Print the lines from the one containing "Localize each UI" through the one containing "390, 159, 407]", inclusive, reproducing each line without changes.

Layout annotation data

• • • • •

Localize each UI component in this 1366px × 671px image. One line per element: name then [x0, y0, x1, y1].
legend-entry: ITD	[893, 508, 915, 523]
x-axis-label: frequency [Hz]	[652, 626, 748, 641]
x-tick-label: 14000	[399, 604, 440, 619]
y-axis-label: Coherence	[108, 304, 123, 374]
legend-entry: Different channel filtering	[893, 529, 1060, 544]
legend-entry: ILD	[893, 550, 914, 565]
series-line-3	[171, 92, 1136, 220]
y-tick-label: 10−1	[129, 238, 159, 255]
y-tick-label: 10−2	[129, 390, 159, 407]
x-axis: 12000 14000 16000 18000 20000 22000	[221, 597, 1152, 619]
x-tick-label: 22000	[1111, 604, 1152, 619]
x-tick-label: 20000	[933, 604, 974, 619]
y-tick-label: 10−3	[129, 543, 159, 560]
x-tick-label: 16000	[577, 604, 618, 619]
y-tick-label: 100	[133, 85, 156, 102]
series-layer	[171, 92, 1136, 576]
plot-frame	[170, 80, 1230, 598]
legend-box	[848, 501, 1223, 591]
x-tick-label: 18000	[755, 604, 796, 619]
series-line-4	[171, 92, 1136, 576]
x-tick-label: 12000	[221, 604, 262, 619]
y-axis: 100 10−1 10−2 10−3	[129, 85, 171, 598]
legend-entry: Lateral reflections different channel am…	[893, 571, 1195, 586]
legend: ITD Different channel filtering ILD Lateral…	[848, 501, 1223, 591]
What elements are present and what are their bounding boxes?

• • • • •

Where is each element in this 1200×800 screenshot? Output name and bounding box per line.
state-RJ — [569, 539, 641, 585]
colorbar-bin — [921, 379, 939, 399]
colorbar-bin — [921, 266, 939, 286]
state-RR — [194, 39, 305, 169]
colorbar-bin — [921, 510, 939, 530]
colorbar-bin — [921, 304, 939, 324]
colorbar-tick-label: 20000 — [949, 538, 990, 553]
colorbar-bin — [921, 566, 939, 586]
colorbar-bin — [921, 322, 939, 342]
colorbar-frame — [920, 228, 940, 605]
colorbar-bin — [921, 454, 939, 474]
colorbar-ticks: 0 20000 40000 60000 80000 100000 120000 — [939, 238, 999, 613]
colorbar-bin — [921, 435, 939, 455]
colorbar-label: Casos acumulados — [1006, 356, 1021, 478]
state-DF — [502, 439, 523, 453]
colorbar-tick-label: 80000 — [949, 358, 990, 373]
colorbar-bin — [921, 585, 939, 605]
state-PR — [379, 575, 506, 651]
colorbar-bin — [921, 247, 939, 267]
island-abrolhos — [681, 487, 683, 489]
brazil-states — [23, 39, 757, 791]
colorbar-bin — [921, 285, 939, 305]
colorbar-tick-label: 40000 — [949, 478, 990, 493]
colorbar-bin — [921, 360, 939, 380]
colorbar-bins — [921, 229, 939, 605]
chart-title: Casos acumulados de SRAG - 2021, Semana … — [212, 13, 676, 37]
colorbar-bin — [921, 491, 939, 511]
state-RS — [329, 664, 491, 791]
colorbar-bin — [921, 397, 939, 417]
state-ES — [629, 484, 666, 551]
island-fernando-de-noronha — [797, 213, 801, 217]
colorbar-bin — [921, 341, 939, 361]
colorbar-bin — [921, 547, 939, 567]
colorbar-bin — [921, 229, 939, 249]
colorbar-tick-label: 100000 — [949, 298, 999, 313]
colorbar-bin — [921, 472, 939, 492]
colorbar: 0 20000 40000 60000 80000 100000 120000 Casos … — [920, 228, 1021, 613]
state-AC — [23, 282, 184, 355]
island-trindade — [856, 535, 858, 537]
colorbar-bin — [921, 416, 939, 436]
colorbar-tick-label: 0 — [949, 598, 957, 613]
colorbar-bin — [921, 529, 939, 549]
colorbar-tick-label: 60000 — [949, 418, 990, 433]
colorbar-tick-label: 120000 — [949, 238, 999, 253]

• • • • •

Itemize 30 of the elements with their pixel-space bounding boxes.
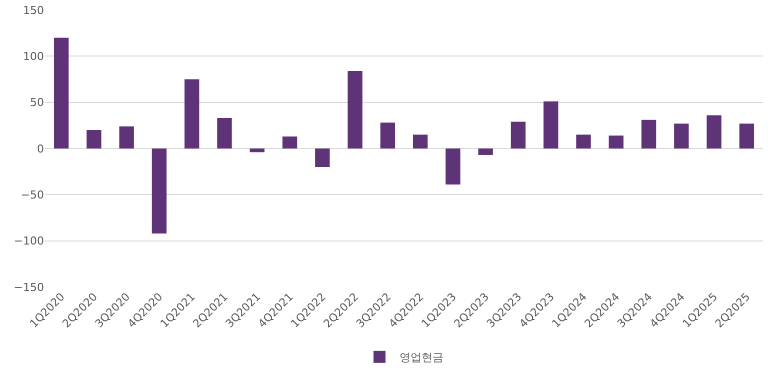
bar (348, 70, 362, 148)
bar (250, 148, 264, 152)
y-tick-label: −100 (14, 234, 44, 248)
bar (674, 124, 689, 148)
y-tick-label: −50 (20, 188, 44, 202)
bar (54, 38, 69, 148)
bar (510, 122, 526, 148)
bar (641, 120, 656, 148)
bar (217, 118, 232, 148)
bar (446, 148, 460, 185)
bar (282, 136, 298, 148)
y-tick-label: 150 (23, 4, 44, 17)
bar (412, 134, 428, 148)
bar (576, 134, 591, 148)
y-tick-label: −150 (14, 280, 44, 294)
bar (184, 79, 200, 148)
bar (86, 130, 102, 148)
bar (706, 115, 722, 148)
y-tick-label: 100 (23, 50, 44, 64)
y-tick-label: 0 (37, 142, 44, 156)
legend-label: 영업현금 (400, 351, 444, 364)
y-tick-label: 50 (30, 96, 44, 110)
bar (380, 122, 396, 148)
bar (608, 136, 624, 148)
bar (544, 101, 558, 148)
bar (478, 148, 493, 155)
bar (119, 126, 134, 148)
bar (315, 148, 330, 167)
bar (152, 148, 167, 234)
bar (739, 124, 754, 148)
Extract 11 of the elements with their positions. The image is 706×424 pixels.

• • • • •

◆ REPLY TO THE TASK:
Localize each UI component in this 1366px × 671px image. One line per element: name then [x0, y0, x1, y1].
legend-entry: ITD	[893, 508, 915, 523]
x-axis-label: frequency [Hz]	[652, 626, 748, 641]
x-tick-label: 14000	[399, 604, 440, 619]
y-axis-label: Coherence	[108, 304, 123, 374]
legend-entry: Different channel filtering	[893, 529, 1060, 544]
legend-entry: ILD	[893, 550, 914, 565]
series-line-3	[171, 92, 1136, 220]
y-tick-label: 10−1	[129, 238, 159, 255]
y-tick-label: 10−2	[129, 390, 159, 407]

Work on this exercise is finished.